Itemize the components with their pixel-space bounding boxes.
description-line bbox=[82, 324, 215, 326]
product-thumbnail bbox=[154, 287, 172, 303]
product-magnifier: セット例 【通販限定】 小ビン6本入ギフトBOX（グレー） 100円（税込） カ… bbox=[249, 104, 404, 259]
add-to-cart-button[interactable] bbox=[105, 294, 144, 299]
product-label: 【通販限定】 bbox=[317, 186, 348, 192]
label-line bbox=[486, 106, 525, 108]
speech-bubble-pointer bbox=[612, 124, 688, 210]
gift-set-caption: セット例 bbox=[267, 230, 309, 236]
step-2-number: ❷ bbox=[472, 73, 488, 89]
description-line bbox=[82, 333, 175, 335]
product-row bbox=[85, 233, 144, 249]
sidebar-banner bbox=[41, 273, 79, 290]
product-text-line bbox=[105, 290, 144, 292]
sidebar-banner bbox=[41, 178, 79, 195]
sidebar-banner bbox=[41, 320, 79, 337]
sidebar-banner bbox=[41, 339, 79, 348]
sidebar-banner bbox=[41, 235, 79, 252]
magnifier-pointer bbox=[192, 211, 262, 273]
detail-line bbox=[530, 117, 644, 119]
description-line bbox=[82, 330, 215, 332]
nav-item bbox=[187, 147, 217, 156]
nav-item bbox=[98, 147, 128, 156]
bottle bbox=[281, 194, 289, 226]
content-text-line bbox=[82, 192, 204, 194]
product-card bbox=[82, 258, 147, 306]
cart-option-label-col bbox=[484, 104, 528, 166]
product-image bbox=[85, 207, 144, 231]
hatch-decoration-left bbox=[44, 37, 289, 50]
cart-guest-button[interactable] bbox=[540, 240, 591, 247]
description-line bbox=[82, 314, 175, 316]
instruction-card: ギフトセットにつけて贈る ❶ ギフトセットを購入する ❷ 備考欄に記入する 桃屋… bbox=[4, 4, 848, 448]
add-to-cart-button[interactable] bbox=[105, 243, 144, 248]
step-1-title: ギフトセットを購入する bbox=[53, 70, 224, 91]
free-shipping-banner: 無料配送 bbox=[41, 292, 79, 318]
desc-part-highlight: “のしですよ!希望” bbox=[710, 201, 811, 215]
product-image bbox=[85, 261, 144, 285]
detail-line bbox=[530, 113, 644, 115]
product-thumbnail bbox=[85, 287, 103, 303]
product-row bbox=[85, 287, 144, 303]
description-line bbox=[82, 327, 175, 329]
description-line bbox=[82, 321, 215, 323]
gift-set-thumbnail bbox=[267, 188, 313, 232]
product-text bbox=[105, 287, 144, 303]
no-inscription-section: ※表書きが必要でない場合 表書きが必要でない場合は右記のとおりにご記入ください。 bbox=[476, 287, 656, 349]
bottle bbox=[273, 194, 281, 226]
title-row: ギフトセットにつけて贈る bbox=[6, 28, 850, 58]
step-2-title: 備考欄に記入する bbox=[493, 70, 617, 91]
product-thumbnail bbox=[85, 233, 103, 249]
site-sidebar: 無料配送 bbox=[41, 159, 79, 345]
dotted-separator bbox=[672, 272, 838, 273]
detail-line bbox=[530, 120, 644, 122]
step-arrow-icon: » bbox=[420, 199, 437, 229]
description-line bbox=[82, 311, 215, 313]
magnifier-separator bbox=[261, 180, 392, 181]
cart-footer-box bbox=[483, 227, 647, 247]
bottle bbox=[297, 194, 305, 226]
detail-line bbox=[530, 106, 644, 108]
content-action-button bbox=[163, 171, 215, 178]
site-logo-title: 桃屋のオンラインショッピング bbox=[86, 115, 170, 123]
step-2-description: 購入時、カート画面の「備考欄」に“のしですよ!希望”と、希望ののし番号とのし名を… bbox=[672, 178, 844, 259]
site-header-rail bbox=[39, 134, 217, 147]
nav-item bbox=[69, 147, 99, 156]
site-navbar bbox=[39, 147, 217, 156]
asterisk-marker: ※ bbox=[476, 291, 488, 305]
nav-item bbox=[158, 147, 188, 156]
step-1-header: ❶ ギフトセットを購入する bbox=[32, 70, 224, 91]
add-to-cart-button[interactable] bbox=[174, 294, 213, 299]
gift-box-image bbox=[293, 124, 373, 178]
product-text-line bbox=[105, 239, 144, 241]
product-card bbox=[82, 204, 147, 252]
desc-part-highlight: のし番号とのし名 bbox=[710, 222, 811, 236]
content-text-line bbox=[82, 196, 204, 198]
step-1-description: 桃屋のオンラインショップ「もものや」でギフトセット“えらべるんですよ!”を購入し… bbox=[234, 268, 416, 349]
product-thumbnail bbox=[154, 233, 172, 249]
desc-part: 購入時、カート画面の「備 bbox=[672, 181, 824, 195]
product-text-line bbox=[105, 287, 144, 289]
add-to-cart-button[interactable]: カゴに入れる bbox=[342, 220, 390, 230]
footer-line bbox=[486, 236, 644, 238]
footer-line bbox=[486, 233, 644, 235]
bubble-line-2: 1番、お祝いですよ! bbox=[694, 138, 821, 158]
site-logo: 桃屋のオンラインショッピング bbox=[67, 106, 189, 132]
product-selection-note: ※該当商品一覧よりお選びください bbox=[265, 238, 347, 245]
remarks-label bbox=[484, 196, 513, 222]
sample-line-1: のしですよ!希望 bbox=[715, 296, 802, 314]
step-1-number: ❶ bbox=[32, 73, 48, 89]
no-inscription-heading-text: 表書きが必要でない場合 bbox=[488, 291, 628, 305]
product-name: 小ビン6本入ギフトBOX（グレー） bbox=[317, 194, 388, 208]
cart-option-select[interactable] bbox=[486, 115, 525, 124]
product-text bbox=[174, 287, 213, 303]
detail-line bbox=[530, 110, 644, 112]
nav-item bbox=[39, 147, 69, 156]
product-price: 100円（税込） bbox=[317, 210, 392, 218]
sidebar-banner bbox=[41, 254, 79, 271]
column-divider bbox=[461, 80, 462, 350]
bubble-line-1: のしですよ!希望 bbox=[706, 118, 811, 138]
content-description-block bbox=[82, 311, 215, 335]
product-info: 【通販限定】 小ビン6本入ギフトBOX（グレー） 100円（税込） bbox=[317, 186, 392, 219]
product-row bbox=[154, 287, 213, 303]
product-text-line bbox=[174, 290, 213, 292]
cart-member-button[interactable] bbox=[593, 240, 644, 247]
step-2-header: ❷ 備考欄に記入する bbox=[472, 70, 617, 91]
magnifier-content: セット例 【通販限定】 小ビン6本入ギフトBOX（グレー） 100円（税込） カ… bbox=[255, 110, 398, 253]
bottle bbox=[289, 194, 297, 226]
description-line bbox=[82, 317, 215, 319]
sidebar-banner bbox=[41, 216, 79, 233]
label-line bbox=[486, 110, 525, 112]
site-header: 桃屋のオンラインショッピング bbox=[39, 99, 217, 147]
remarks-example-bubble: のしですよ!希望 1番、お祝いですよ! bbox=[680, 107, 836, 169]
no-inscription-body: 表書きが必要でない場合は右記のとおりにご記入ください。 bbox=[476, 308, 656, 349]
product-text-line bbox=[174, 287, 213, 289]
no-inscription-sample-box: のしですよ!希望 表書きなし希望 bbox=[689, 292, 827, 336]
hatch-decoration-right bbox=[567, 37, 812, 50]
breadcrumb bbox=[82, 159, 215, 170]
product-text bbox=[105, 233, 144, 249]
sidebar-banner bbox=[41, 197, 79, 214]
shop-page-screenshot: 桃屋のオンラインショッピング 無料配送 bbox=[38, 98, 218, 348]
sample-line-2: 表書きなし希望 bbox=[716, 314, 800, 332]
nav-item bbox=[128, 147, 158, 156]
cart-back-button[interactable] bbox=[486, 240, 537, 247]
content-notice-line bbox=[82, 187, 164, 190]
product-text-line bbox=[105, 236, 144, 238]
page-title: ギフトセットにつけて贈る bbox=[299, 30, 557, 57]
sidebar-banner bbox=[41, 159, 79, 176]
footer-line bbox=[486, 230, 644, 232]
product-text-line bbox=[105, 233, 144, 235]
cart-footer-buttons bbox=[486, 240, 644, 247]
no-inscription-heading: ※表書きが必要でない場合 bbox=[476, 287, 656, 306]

• _CHALLENGE_
Turn the lines from the start of the rows through the line containing "add-to-cart-button[interactable] bbox=[105, 294, 144, 299]" into a Markdown table with the columns No. and Line. Number each line, and leave out any blank lines.

• _ANSWER FOR THE TASK_
| No. | Line |
|---|---|
| 1 | Itemize the components with their pixel-space bounding boxes. |
| 2 | description-line bbox=[82, 324, 215, 326] |
| 3 | product-thumbnail bbox=[154, 287, 172, 303] |
| 4 | product-magnifier: セット例 【通販限定】 小ビン6本入ギフトBOX（グレー） 100円（税込） カ… bbox=[249, 104, 404, 259] |
| 5 | add-to-cart-button[interactable] bbox=[105, 294, 144, 299] |